Dataset records on visual material
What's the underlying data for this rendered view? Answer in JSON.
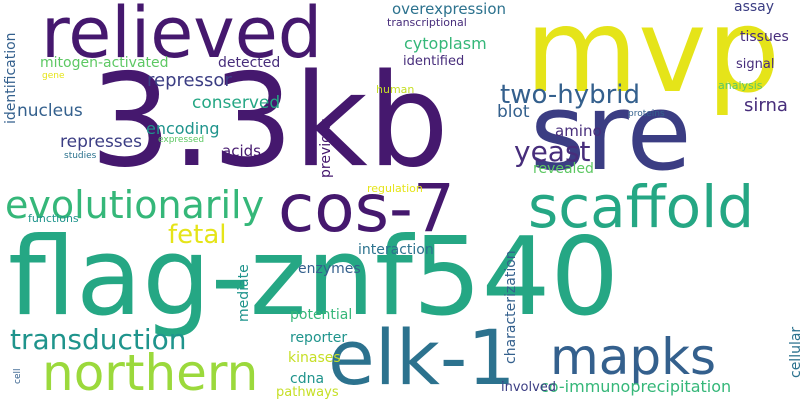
{
  "words": {
    "mvp": "mvp",
    "relieved": "relieved",
    "kb": "3.3kb",
    "sre": "sre",
    "cos7": "cos-7",
    "scaffold": "scaffold",
    "evolutionarily": "evolutionarily",
    "flagznf540": "flag-znf540",
    "elk1": "elk-1",
    "mapks": "mapks",
    "northern": "northern",
    "transduction": "transduction",
    "fetal": "fetal",
    "yeast": "yeast",
    "twohybrid": "two-hybrid",
    "cytoplasm": "cytoplasm",
    "repressor": "repressor",
    "conserved": "conserved",
    "encoding": "encoding",
    "nucleus": "nucleus",
    "represses": "represses",
    "acids": "acids",
    "amino": "amino",
    "blot": "blot",
    "sirna": "sirna",
    "revealed": "revealed",
    "previous": "previous",
    "detected": "detected",
    "identified": "identified",
    "overexpression": "overexpression",
    "transcriptional": "transcriptional",
    "assay": "assay",
    "tissues": "tissues",
    "signal": "signal",
    "analysis": "analysis",
    "mitogenactivated": "mitogen-activated",
    "identification": "identification",
    "gene": "gene",
    "human": "human",
    "proteins": "proteins",
    "studies": "studies",
    "expressed": "expressed",
    "regulation": "regulation",
    "functions": "functions",
    "interaction": "interaction",
    "enzymes": "enzymes",
    "mediate": "mediate",
    "potential": "potential",
    "reporter": "reporter",
    "kinases": "kinases",
    "cdna": "cdna",
    "pathways": "pathways",
    "characterization": "characterization",
    "coimmunoprecipitation": "co-immunoprecipitation",
    "involved": "involved",
    "cellular": "cellular",
    "cell": "cell"
  },
  "palette": [
    "#45186e",
    "#472d7b",
    "#3b3d83",
    "#34608d",
    "#2c728e",
    "#1f948c",
    "#25a784",
    "#35b779",
    "#5dc863",
    "#9bd93c",
    "#c6df26",
    "#e5e419"
  ]
}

*The task*:
Repeat each line above exactly. The pictures stay out.

*Response below*:
What's the underlying data for this rendered view? Answer in JSON.
{
  "words": {
    "mvp": "mvp",
    "relieved": "relieved",
    "kb": "3.3kb",
    "sre": "sre",
    "cos7": "cos-7",
    "scaffold": "scaffold",
    "evolutionarily": "evolutionarily",
    "flagznf540": "flag-znf540",
    "elk1": "elk-1",
    "mapks": "mapks",
    "northern": "northern",
    "transduction": "transduction",
    "fetal": "fetal",
    "yeast": "yeast",
    "twohybrid": "two-hybrid",
    "cytoplasm": "cytoplasm",
    "repressor": "repressor",
    "conserved": "conserved",
    "encoding": "encoding",
    "nucleus": "nucleus",
    "represses": "represses",
    "acids": "acids",
    "amino": "amino",
    "blot": "blot",
    "sirna": "sirna",
    "revealed": "revealed",
    "previous": "previous",
    "detected": "detected",
    "identified": "identified",
    "overexpression": "overexpression",
    "transcriptional": "transcriptional",
    "assay": "assay",
    "tissues": "tissues",
    "signal": "signal",
    "analysis": "analysis",
    "mitogenactivated": "mitogen-activated",
    "identification": "identification",
    "gene": "gene",
    "human": "human",
    "proteins": "proteins",
    "studies": "studies",
    "expressed": "expressed",
    "regulation": "regulation",
    "functions": "functions",
    "interaction": "interaction",
    "enzymes": "enzymes",
    "mediate": "mediate",
    "potential": "potential",
    "reporter": "reporter",
    "kinases": "kinases",
    "cdna": "cdna",
    "pathways": "pathways",
    "characterization": "characterization",
    "coimmunoprecipitation": "co-immunoprecipitation",
    "involved": "involved",
    "cellular": "cellular",
    "cell": "cell"
  },
  "palette": [
    "#45186e",
    "#472d7b",
    "#3b3d83",
    "#34608d",
    "#2c728e",
    "#1f948c",
    "#25a784",
    "#35b779",
    "#5dc863",
    "#9bd93c",
    "#c6df26",
    "#e5e419"
  ]
}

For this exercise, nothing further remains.